# WRITTEN PROBLEM
Transcribe all of the material exactly. Any picture in it should be left out.

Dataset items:

========

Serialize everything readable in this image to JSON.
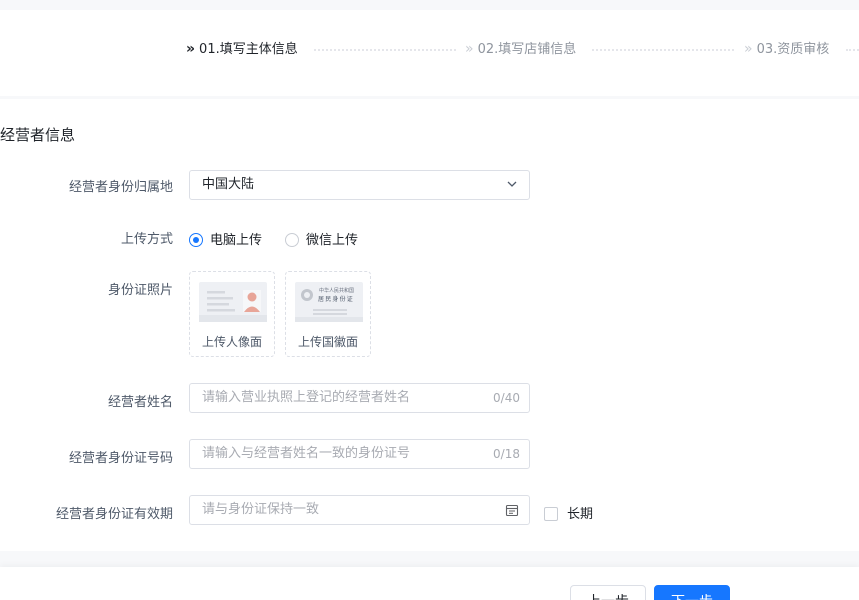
{
  "stepper": {
    "steps": [
      {
        "label": "01.填写主体信息",
        "state": "active"
      },
      {
        "label": "02.填写店铺信息",
        "state": "todo"
      },
      {
        "label": "03.资质审核",
        "state": "todo"
      }
    ],
    "chevron": "»"
  },
  "section": {
    "title": "经营者信息"
  },
  "form": {
    "region": {
      "label": "经营者身份归属地",
      "value": "中国大陆",
      "icon": "chevron-down-icon"
    },
    "upload_method": {
      "label": "上传方式",
      "options": [
        {
          "label": "电脑上传",
          "checked": true
        },
        {
          "label": "微信上传",
          "checked": false
        }
      ]
    },
    "id_photo": {
      "label": "身份证照片",
      "front": {
        "caption": "上传人像面",
        "icon": "id-card-portrait-icon"
      },
      "back": {
        "caption": "上传国徽面",
        "icon": "id-card-emblem-icon",
        "card_title": "中华人民共和国",
        "card_subtitle": "居民身份证"
      }
    },
    "name": {
      "label": "经营者姓名",
      "placeholder": "请输入营业执照上登记的经营者姓名",
      "count": "0/40"
    },
    "id_number": {
      "label": "经营者身份证号码",
      "placeholder": "请输入与经营者姓名一致的身份证号",
      "count": "0/18"
    },
    "id_validity": {
      "label": "经营者身份证有效期",
      "placeholder": "请与身份证保持一致",
      "icon": "calendar-icon",
      "long_term_label": "长期"
    }
  },
  "footer": {
    "prev_label": "上一步",
    "next_label": "下一步"
  },
  "colors": {
    "primary": "#1677ff",
    "border": "#dcdfe6",
    "placeholder": "#a8abb2"
  }
}
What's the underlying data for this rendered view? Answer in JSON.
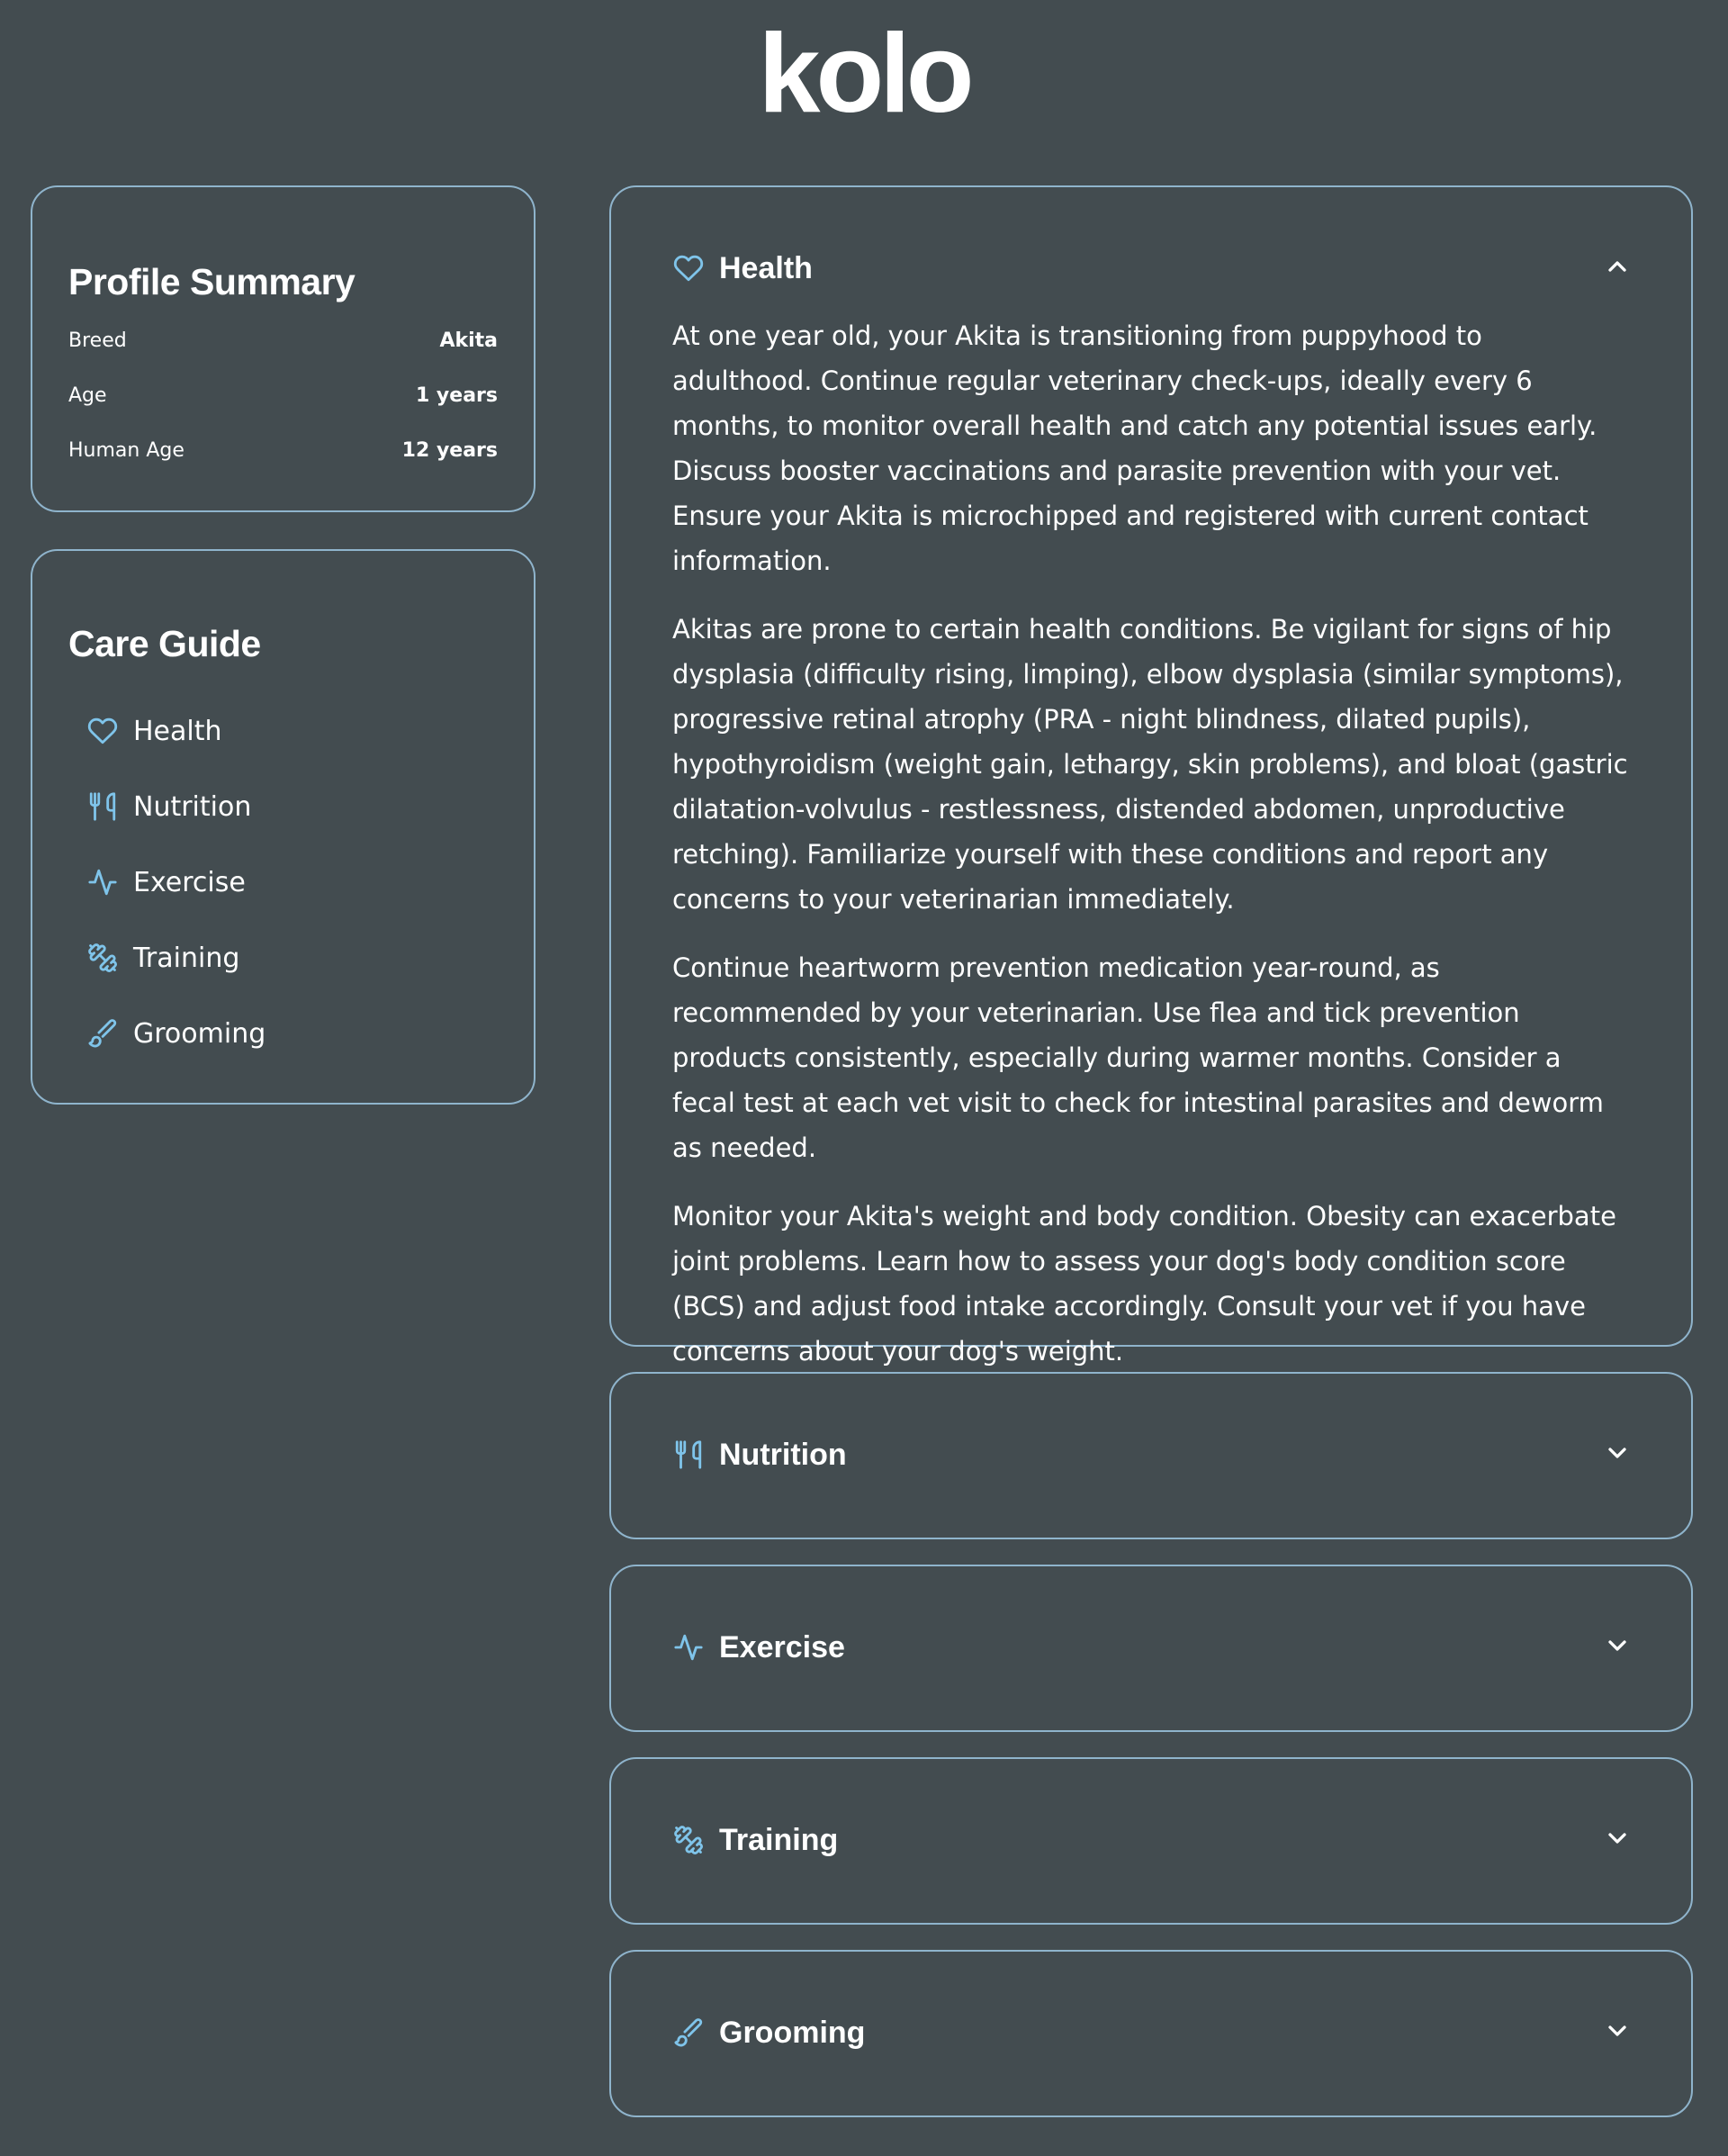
{
  "brand": {
    "logo": "kolo"
  },
  "profile": {
    "title": "Profile Summary",
    "rows": [
      {
        "label": "Breed",
        "value": "Akita"
      },
      {
        "label": "Age",
        "value": "1 years"
      },
      {
        "label": "Human Age",
        "value": "12 years"
      }
    ]
  },
  "care_guide": {
    "title": "Care Guide",
    "items": [
      {
        "label": "Health",
        "icon": "heart-icon"
      },
      {
        "label": "Nutrition",
        "icon": "utensils-icon"
      },
      {
        "label": "Exercise",
        "icon": "activity-icon"
      },
      {
        "label": "Training",
        "icon": "dumbbell-icon"
      },
      {
        "label": "Grooming",
        "icon": "brush-icon"
      }
    ]
  },
  "sections": {
    "health": {
      "title": "Health",
      "expanded": true,
      "paragraphs": [
        "At one year old, your Akita is transitioning from puppyhood to adulthood. Continue regular veterinary check-ups, ideally every 6 months, to monitor overall health and catch any potential issues early. Discuss booster vaccinations and parasite prevention with your vet. Ensure your Akita is microchipped and registered with current contact information.",
        "Akitas are prone to certain health conditions. Be vigilant for signs of hip dysplasia (difficulty rising, limping), elbow dysplasia (similar symptoms), progressive retinal atrophy (PRA - night blindness, dilated pupils), hypothyroidism (weight gain, lethargy, skin problems), and bloat (gastric dilatation-volvulus - restlessness, distended abdomen, unproductive retching). Familiarize yourself with these conditions and report any concerns to your veterinarian immediately.",
        "Continue heartworm prevention medication year-round, as recommended by your veterinarian. Use flea and tick prevention products consistently, especially during warmer months. Consider a fecal test at each vet visit to check for intestinal parasites and deworm as needed.",
        "Monitor your Akita's weight and body condition. Obesity can exacerbate joint problems. Learn how to assess your dog's body condition score (BCS) and adjust food intake accordingly. Consult your vet if you have concerns about your dog's weight."
      ]
    },
    "nutrition": {
      "title": "Nutrition",
      "expanded": false
    },
    "exercise": {
      "title": "Exercise",
      "expanded": false
    },
    "training": {
      "title": "Training",
      "expanded": false
    },
    "grooming": {
      "title": "Grooming",
      "expanded": false
    }
  },
  "colors": {
    "background": "#434c50",
    "border": "#8fb4cc",
    "icon_accent": "#7fc4ea",
    "text": "#ffffff"
  }
}
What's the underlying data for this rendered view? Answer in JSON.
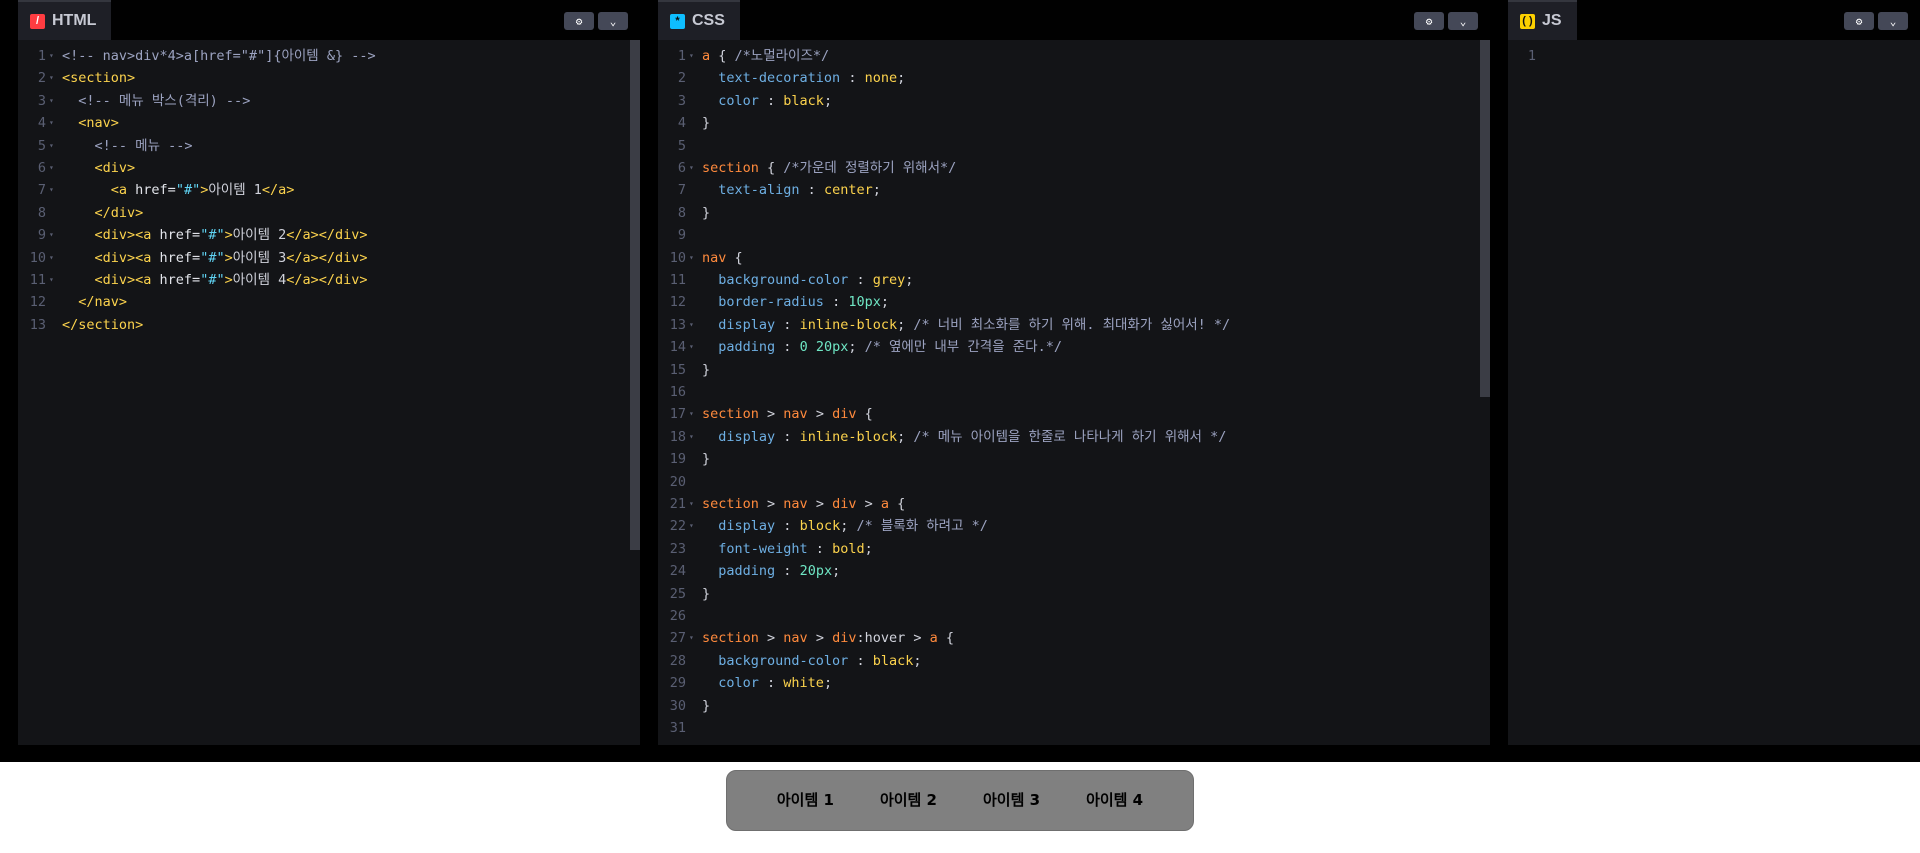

========

# FINISHED ANSWER
Serialize everything readable in this image to JSON.
{
  "stepper": {
    "steps": [
      {
        "label": "01.填写主体信息",
        "state": "active"
      },
      {
        "label": "02.填写店铺信息",
        "state": "todo"
      },
      {
        "label": "03.资质审核",
        "state": "todo"
      }
    ],
    "chevron": "»"
  },
  "section": {
    "title": "经营者信息"
  },
  "form": {
    "region": {
      "label": "经营者身份归属地",
      "value": "中国大陆",
      "icon": "chevron-down-icon"
    },
    "upload_method": {
      "label": "上传方式",
      "options": [
        {
          "label": "电脑上传",
          "checked": true
        },
        {
          "label": "微信上传",
          "checked": false
        }
      ]
    },
    "id_photo": {
      "label": "身份证照片",
      "front": {
        "caption": "上传人像面",
        "icon": "id-card-portrait-icon"
      },
      "back": {
        "caption": "上传国徽面",
        "icon": "id-card-emblem-icon",
        "card_title": "中华人民共和国",
        "card_subtitle": "居民身份证"
      }
    },
    "name": {
      "label": "经营者姓名",
      "placeholder": "请输入营业执照上登记的经营者姓名",
      "count": "0/40"
    },
    "id_number": {
      "label": "经营者身份证号码",
      "placeholder": "请输入与经营者姓名一致的身份证号",
      "count": "0/18"
    },
    "id_validity": {
      "label": "经营者身份证有效期",
      "placeholder": "请与身份证保持一致",
      "icon": "calendar-icon",
      "long_term_label": "长期"
    }
  },
  "footer": {
    "prev_label": "上一步",
    "next_label": "下一步"
  },
  "colors": {
    "primary": "#1677ff",
    "border": "#dcdfe6",
    "placeholder": "#a8abb2"
  }
}
What's the underlying data for this rendered view? Answer in JSON.
{
  "brand": {
    "logo": "kolo"
  },
  "profile": {
    "title": "Profile Summary",
    "rows": [
      {
        "label": "Breed",
        "value": "Akita"
      },
      {
        "label": "Age",
        "value": "1 years"
      },
      {
        "label": "Human Age",
        "value": "12 years"
      }
    ]
  },
  "care_guide": {
    "title": "Care Guide",
    "items": [
      {
        "label": "Health",
        "icon": "heart-icon"
      },
      {
        "label": "Nutrition",
        "icon": "utensils-icon"
      },
      {
        "label": "Exercise",
        "icon": "activity-icon"
      },
      {
        "label": "Training",
        "icon": "dumbbell-icon"
      },
      {
        "label": "Grooming",
        "icon": "brush-icon"
      }
    ]
  },
  "sections": {
    "health": {
      "title": "Health",
      "expanded": true,
      "paragraphs": [
        "At one year old, your Akita is transitioning from puppyhood to adulthood. Continue regular veterinary check-ups, ideally every 6 months, to monitor overall health and catch any potential issues early. Discuss booster vaccinations and parasite prevention with your vet. Ensure your Akita is microchipped and registered with current contact information.",
        "Akitas are prone to certain health conditions. Be vigilant for signs of hip dysplasia (difficulty rising, limping), elbow dysplasia (similar symptoms), progressive retinal atrophy (PRA - night blindness, dilated pupils), hypothyroidism (weight gain, lethargy, skin problems), and bloat (gastric dilatation-volvulus - restlessness, distended abdomen, unproductive retching). Familiarize yourself with these conditions and report any concerns to your veterinarian immediately.",
        "Continue heartworm prevention medication year-round, as recommended by your veterinarian. Use flea and tick prevention products consistently, especially during warmer months. Consider a fecal test at each vet visit to check for intestinal parasites and deworm as needed.",
        "Monitor your Akita's weight and body condition. Obesity can exacerbate joint problems. Learn how to assess your dog's body condition score (BCS) and adjust food intake accordingly. Consult your vet if you have concerns about your dog's weight."
      ]
    },
    "nutrition": {
      "title": "Nutrition",
      "expanded": false
    },
    "exercise": {
      "title": "Exercise",
      "expanded": false
    },
    "training": {
      "title": "Training",
      "expanded": false
    },
    "grooming": {
      "title": "Grooming",
      "expanded": false
    }
  },
  "colors": {
    "background": "#434c50",
    "border": "#8fb4cc",
    "icon_accent": "#7fc4ea",
    "text": "#ffffff"
  }
}
What's the underlying data for this rendered view? Answer in JSON.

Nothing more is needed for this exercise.